- Description of the task:
Extract all records. Keep each one exact.
>> Start Information shown
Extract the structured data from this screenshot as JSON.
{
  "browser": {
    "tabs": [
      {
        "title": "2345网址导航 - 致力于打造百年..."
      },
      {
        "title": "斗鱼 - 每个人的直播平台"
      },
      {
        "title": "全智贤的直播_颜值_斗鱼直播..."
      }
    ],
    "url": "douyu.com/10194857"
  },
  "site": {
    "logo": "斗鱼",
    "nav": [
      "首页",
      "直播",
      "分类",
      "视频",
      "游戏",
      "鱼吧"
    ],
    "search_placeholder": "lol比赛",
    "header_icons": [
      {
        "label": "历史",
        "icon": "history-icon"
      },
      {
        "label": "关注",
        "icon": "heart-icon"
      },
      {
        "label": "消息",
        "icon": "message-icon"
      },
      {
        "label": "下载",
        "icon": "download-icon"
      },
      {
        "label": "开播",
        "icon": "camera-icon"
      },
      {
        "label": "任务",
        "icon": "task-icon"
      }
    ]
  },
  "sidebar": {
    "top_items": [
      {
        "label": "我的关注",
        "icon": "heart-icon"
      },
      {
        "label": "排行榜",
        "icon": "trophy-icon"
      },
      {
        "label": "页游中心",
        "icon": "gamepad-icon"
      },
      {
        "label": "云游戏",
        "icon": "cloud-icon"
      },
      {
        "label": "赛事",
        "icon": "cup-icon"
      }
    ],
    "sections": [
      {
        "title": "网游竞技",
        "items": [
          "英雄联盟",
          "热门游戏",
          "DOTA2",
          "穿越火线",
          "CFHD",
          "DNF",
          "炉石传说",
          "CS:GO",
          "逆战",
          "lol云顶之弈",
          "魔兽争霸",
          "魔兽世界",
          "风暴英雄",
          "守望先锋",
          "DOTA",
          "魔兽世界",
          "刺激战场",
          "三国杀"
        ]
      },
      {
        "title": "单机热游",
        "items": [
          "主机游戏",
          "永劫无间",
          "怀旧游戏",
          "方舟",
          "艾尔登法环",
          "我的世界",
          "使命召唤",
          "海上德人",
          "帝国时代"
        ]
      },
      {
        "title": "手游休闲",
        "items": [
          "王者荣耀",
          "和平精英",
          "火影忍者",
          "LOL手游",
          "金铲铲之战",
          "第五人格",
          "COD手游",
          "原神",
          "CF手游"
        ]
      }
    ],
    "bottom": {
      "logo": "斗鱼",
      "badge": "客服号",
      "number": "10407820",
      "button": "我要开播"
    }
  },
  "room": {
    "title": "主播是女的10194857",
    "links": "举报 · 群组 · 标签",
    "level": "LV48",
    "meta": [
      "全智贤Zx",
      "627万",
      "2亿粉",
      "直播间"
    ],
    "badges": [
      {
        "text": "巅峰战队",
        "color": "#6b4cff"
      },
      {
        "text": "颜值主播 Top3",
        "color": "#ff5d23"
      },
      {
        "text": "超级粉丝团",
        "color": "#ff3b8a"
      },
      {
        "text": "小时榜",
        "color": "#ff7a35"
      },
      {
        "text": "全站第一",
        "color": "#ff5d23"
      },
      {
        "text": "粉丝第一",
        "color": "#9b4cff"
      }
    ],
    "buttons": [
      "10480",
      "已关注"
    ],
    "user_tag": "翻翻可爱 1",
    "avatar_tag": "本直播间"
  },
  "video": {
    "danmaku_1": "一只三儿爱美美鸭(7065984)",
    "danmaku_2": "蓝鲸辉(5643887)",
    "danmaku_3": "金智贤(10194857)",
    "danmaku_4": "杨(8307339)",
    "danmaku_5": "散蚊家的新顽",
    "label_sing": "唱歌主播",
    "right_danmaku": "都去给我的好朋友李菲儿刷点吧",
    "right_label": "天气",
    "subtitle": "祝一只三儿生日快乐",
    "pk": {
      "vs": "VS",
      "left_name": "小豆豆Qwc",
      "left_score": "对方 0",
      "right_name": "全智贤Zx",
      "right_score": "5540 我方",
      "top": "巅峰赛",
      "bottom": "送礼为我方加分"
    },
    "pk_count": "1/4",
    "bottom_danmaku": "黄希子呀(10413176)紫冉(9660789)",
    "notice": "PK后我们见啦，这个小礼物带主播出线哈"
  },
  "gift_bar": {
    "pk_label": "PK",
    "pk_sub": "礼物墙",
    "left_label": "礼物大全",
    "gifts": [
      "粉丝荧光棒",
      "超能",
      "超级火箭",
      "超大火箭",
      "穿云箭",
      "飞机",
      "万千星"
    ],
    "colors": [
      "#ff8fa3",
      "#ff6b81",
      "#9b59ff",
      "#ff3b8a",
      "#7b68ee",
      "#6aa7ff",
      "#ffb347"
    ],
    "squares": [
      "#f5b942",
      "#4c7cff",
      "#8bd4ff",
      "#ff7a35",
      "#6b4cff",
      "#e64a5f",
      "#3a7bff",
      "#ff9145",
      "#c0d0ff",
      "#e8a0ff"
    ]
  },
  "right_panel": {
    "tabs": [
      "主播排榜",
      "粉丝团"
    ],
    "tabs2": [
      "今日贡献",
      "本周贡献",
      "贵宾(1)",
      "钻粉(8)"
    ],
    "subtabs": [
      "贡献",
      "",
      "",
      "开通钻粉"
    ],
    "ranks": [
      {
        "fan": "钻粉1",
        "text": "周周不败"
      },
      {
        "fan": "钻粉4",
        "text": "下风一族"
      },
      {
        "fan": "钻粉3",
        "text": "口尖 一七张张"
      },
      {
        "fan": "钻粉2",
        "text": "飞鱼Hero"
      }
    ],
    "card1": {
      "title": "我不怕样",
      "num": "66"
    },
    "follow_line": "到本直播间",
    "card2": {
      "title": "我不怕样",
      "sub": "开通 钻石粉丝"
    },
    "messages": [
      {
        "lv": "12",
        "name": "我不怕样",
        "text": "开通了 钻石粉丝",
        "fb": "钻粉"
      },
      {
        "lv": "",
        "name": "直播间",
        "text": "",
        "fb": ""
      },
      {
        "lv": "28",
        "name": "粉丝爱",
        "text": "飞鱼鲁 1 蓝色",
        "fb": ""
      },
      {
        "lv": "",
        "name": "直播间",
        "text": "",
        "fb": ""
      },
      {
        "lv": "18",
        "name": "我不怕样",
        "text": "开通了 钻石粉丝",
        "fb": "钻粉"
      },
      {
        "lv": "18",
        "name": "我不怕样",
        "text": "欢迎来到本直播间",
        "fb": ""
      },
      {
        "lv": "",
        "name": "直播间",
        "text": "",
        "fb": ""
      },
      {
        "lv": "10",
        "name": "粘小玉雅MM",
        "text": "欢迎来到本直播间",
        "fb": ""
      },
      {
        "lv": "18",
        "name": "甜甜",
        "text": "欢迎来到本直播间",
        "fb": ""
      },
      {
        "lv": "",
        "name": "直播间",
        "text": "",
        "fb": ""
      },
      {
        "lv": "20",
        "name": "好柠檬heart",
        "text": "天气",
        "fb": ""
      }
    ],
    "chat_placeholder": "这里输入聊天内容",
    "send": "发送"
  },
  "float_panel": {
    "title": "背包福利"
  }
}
>> End Information shown
- Problem solution:
Extract the structured data from this screenshot as JSON.
{
  "browser": {
    "tabs": [
      {
        "title": "2345网址导航 - 致力于打造百年..."
      },
      {
        "title": "斗鱼 - 每个人的直播平台"
      },
      {
        "title": "全智贤的直播_颜值_斗鱼直播..."
      }
    ],
    "url": "douyu.com/10194857"
  },
  "site": {
    "logo": "斗鱼",
    "nav": [
      "首页",
      "直播",
      "分类",
      "视频",
      "游戏",
      "鱼吧"
    ],
    "search_placeholder": "lol比赛",
    "header_icons": [
      {
        "label": "历史",
        "icon": "history-icon"
      },
      {
        "label": "关注",
        "icon": "heart-icon"
      },
      {
        "label": "消息",
        "icon": "message-icon"
      },
      {
        "label": "下载",
        "icon": "download-icon"
      },
      {
        "label": "开播",
        "icon": "camera-icon"
      },
      {
        "label": "任务",
        "icon": "task-icon"
      }
    ]
  },
  "sidebar": {
    "top_items": [
      {
        "label": "我的关注",
        "icon": "heart-icon"
      },
      {
        "label": "排行榜",
        "icon": "trophy-icon"
      },
      {
        "label": "页游中心",
        "icon": "gamepad-icon"
      },
      {
        "label": "云游戏",
        "icon": "cloud-icon"
      },
      {
        "label": "赛事",
        "icon": "cup-icon"
      }
    ],
    "sections": [
      {
        "title": "网游竞技",
        "items": [
          "英雄联盟",
          "热门游戏",
          "DOTA2",
          "穿越火线",
          "CFHD",
          "DNF",
          "炉石传说",
          "CS:GO",
          "逆战",
          "lol云顶之弈",
          "魔兽争霸",
          "魔兽世界",
          "风暴英雄",
          "守望先锋",
          "DOTA",
          "魔兽世界",
          "刺激战场",
          "三国杀"
        ]
      },
      {
        "title": "单机热游",
        "items": [
          "主机游戏",
          "永劫无间",
          "怀旧游戏",
          "方舟",
          "艾尔登法环",
          "我的世界",
          "使命召唤",
          "海上德人",
          "帝国时代"
        ]
      },
      {
        "title": "手游休闲",
        "items": [
          "王者荣耀",
          "和平精英",
          "火影忍者",
          "LOL手游",
          "金铲铲之战",
          "第五人格",
          "COD手游",
          "原神",
          "CF手游"
        ]
      }
    ],
    "bottom": {
      "logo": "斗鱼",
      "badge": "客服号",
      "number": "10407820",
      "button": "我要开播"
    }
  },
  "room": {
    "title": "主播是女的10194857",
    "links": "举报 · 群组 · 标签",
    "level": "LV48",
    "meta": [
      "全智贤Zx",
      "627万",
      "2亿粉",
      "直播间"
    ],
    "badges": [
      {
        "text": "巅峰战队",
        "color": "#6b4cff"
      },
      {
        "text": "颜值主播 Top3",
        "color": "#ff5d23"
      },
      {
        "text": "超级粉丝团",
        "color": "#ff3b8a"
      },
      {
        "text": "小时榜",
        "color": "#ff7a35"
      },
      {
        "text": "全站第一",
        "color": "#ff5d23"
      },
      {
        "text": "粉丝第一",
        "color": "#9b4cff"
      }
    ],
    "buttons": [
      "10480",
      "已关注"
    ],
    "user_tag": "翻翻可爱 1",
    "avatar_tag": "本直播间"
  },
  "video": {
    "danmaku_1": "一只三儿爱美美鸭(7065984)",
    "danmaku_2": "蓝鲸辉(5643887)",
    "danmaku_3": "金智贤(10194857)",
    "danmaku_4": "杨(8307339)",
    "danmaku_5": "散蚊家的新顽",
    "label_sing": "唱歌主播",
    "right_danmaku": "都去给我的好朋友李菲儿刷点吧",
    "right_label": "天气",
    "subtitle": "祝一只三儿生日快乐",
    "pk": {
      "vs": "VS",
      "left_name": "小豆豆Qwc",
      "left_score": "对方 0",
      "right_name": "全智贤Zx",
      "right_score": "5540 我方",
      "top": "巅峰赛",
      "bottom": "送礼为我方加分"
    },
    "pk_count": "1/4",
    "bottom_danmaku": "黄希子呀(10413176)紫冉(9660789)",
    "notice": "PK后我们见啦，这个小礼物带主播出线哈"
  },
  "gift_bar": {
    "pk_label": "PK",
    "pk_sub": "礼物墙",
    "left_label": "礼物大全",
    "gifts": [
      "粉丝荧光棒",
      "超能",
      "超级火箭",
      "超大火箭",
      "穿云箭",
      "飞机",
      "万千星"
    ],
    "colors": [
      "#ff8fa3",
      "#ff6b81",
      "#9b59ff",
      "#ff3b8a",
      "#7b68ee",
      "#6aa7ff",
      "#ffb347"
    ],
    "squares": [
      "#f5b942",
      "#4c7cff",
      "#8bd4ff",
      "#ff7a35",
      "#6b4cff",
      "#e64a5f",
      "#3a7bff",
      "#ff9145",
      "#c0d0ff",
      "#e8a0ff"
    ]
  },
  "right_panel": {
    "tabs": [
      "主播排榜",
      "粉丝团"
    ],
    "tabs2": [
      "今日贡献",
      "本周贡献",
      "贵宾(1)",
      "钻粉(8)"
    ],
    "subtabs": [
      "贡献",
      "",
      "",
      "开通钻粉"
    ],
    "ranks": [
      {
        "fan": "钻粉1",
        "text": "周周不败"
      },
      {
        "fan": "钻粉4",
        "text": "下风一族"
      },
      {
        "fan": "钻粉3",
        "text": "口尖 一七张张"
      },
      {
        "fan": "钻粉2",
        "text": "飞鱼Hero"
      }
    ],
    "card1": {
      "title": "我不怕样",
      "num": "66"
    },
    "follow_line": "到本直播间",
    "card2": {
      "title": "我不怕样",
      "sub": "开通 钻石粉丝"
    },
    "messages": [
      {
        "lv": "12",
        "name": "我不怕样",
        "text": "开通了 钻石粉丝",
        "fb": "钻粉"
      },
      {
        "lv": "",
        "name": "直播间",
        "text": "",
        "fb": ""
      },
      {
        "lv": "28",
        "name": "粉丝爱",
        "text": "飞鱼鲁 1 蓝色",
        "fb": ""
      },
      {
        "lv": "",
        "name": "直播间",
        "text": "",
        "fb": ""
      },
      {
        "lv": "18",
        "name": "我不怕样",
        "text": "开通了 钻石粉丝",
        "fb": "钻粉"
      },
      {
        "lv": "18",
        "name": "我不怕样",
        "text": "欢迎来到本直播间",
        "fb": ""
      },
      {
        "lv": "",
        "name": "直播间",
        "text": "",
        "fb": ""
      },
      {
        "lv": "10",
        "name": "粘小玉雅MM",
        "text": "欢迎来到本直播间",
        "fb": ""
      },
      {
        "lv": "18",
        "name": "甜甜",
        "text": "欢迎来到本直播间",
        "fb": ""
      },
      {
        "lv": "",
        "name": "直播间",
        "text": "",
        "fb": ""
      },
      {
        "lv": "20",
        "name": "好柠檬heart",
        "text": "天气",
        "fb": ""
      }
    ],
    "chat_placeholder": "这里输入聊天内容",
    "send": "发送"
  },
  "float_panel": {
    "title": "背包福利"
  }
}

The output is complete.